== Given data ==
•••••

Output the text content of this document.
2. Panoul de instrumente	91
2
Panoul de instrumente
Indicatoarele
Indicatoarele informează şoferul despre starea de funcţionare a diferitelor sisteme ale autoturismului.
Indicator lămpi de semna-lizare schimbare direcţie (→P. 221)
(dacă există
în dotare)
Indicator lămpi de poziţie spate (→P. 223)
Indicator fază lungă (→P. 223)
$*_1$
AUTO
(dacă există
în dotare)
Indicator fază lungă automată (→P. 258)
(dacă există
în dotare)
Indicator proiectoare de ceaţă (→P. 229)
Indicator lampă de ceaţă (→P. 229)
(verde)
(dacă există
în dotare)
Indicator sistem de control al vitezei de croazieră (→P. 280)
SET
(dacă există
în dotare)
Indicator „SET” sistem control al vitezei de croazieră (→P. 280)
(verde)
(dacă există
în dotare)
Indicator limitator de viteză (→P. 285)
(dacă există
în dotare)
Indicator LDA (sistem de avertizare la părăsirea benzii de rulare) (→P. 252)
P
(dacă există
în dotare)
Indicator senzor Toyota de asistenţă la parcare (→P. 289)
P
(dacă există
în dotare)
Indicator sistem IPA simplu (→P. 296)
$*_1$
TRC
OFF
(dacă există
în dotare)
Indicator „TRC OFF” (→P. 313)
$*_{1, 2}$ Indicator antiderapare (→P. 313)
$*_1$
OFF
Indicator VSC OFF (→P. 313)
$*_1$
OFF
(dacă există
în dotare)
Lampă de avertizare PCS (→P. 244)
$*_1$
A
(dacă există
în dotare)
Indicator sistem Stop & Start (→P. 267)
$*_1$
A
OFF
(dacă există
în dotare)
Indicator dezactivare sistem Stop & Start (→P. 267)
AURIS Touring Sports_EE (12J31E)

•••••

Show the data once more, exactly as it was written.

Output the text content of this document.
2. Panoul de instrumente	91
2
Panoul de instrumente
Indicatoarele
Indicatoarele informează şoferul despre starea de funcţionare a diferitelor sisteme ale autoturismului.
Indicator lămpi de semna-lizare schimbare direcţie (→P. 221)
(dacă există
în dotare)
Indicator lămpi de poziţie spate (→P. 223)
Indicator fază lungă (→P. 223)
$*_1$
AUTO
(dacă există
în dotare)
Indicator fază lungă automată (→P. 258)
(dacă există
în dotare)
Indicator proiectoare de ceaţă (→P. 229)
Indicator lampă de ceaţă (→P. 229)
(verde)
(dacă există
în dotare)
Indicator sistem de control al vitezei de croazieră (→P. 280)
SET
(dacă există
în dotare)
Indicator „SET” sistem control al vitezei de croazieră (→P. 280)
(verde)
(dacă există
în dotare)
Indicator limitator de viteză (→P. 285)
(dacă există
în dotare)
Indicator LDA (sistem de avertizare la părăsirea benzii de rulare) (→P. 252)
P
(dacă există
în dotare)
Indicator senzor Toyota de asistenţă la parcare (→P. 289)
P
(dacă există
în dotare)
Indicator sistem IPA simplu (→P. 296)
$*_1$
TRC
OFF
(dacă există
în dotare)
Indicator „TRC OFF” (→P. 313)
$*_{1, 2}$ Indicator antiderapare (→P. 313)
$*_1$
OFF
Indicator VSC OFF (→P. 313)
$*_1$
OFF
(dacă există
în dotare)
Lampă de avertizare PCS (→P. 244)
$*_1$
A
(dacă există
în dotare)
Indicator sistem Stop & Start (→P. 267)
$*_1$
A
OFF
(dacă există
în dotare)
Indicator dezactivare sistem Stop & Start (→P. 267)
AURIS Touring Sports_EE (12J31E)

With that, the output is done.